YOUR TASK - Rewrite everything from the line with "Patent image size: (740, 784)." down to the line with "The negative electrode end 102 is", replacing "zigzag" with "wave" and leaving the rest unchanged.
== AVAILABLE RECORDS ==
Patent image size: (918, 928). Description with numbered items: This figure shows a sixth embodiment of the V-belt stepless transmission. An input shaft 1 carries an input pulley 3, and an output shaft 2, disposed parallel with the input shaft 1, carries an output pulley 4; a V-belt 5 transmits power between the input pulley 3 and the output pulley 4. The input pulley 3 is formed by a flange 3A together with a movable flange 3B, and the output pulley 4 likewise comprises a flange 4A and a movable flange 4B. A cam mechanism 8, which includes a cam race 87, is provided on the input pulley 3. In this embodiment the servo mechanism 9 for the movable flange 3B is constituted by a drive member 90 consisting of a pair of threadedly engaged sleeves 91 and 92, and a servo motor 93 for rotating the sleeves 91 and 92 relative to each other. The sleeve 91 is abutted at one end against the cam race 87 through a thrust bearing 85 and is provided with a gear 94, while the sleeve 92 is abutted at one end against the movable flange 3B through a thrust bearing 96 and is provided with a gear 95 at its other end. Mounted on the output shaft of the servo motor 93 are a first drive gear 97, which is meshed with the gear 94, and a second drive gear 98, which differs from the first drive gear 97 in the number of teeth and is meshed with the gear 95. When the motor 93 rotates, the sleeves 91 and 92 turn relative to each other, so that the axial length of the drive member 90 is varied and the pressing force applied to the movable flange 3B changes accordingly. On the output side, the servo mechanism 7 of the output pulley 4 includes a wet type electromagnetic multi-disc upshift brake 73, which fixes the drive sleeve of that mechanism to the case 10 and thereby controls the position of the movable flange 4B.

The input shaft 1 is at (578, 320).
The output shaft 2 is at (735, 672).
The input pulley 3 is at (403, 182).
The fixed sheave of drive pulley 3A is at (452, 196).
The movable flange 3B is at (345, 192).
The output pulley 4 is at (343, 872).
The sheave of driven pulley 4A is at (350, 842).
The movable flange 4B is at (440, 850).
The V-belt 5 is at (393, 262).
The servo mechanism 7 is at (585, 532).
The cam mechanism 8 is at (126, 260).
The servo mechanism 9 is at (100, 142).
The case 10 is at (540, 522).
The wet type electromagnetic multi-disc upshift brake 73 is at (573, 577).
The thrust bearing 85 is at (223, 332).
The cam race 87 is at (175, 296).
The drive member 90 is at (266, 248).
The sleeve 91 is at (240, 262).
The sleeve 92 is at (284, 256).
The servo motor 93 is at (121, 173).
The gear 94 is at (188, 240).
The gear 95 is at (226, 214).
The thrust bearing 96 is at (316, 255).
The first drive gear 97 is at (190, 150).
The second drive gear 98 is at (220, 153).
===
== AVAILABLE RECORDS ==
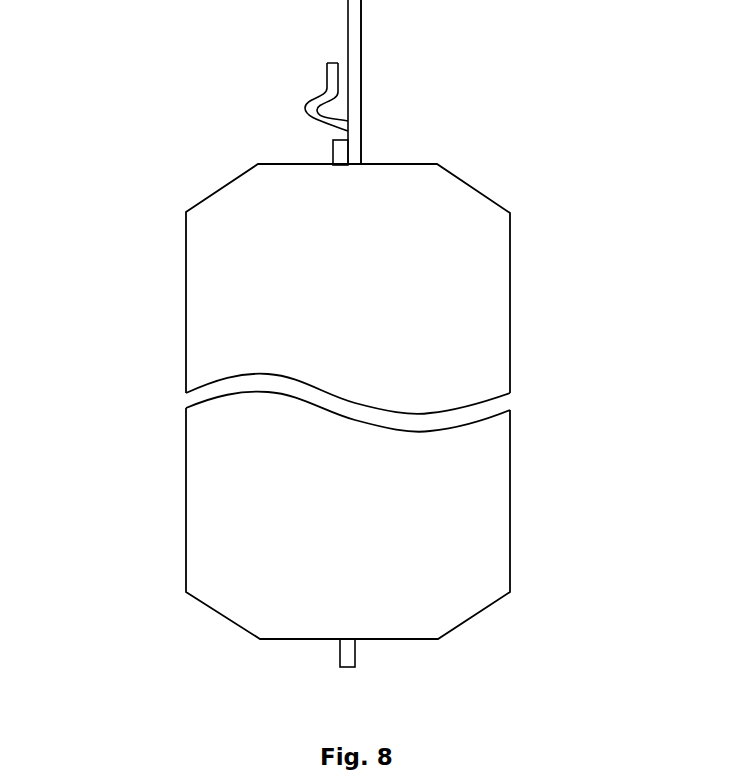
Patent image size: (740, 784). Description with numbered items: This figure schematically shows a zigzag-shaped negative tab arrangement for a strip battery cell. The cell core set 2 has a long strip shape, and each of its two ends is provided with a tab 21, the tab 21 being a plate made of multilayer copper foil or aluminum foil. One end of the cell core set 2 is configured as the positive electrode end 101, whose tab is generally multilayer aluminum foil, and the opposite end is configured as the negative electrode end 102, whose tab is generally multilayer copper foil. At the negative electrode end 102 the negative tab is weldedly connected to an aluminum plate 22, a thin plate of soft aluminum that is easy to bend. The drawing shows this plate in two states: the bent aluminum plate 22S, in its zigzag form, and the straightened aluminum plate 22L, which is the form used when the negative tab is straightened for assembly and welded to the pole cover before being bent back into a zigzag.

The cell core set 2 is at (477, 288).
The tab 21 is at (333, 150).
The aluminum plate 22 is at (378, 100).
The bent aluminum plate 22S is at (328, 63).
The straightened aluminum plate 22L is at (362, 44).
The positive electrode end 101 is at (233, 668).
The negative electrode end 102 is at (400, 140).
===
ANSWER FOR THIS EXERCISE -
Patent image size: (740, 784). Description with numbered items: This figure schematically shows a wave-shaped negative tab arrangement for a strip battery cell. The cell core set 2 has a long strip shape, and each of its two ends is provided with a tab 21, the tab 21 being a plate made of multilayer copper foil or aluminum foil. One end of the cell core set 2 is configured as the positive electrode end 101, whose tab is generally multilayer aluminum foil, and the opposite end is configured as the negative electrode end 102, whose tab is generally multilayer copper foil. At the negative electrode end 102 the negative tab is weldedly connected to an aluminum plate 22, a thin plate of soft aluminum that is easy to bend. The drawing shows this plate in two states: the bent aluminum plate 22S, in its wave form, and the straightened aluminum plate 22L, which is the form used when the negative tab is straightened for assembly and welded to the pole cover before being bent back into a wave.

The cell core set 2 is at (477, 288).
The tab 21 is at (333, 150).
The aluminum plate 22 is at (378, 100).
The bent aluminum plate 22S is at (328, 63).
The straightened aluminum plate 22L is at (362, 44).
The positive electrode end 101 is at (233, 668).
The negative electrode end 102 is at (400, 140).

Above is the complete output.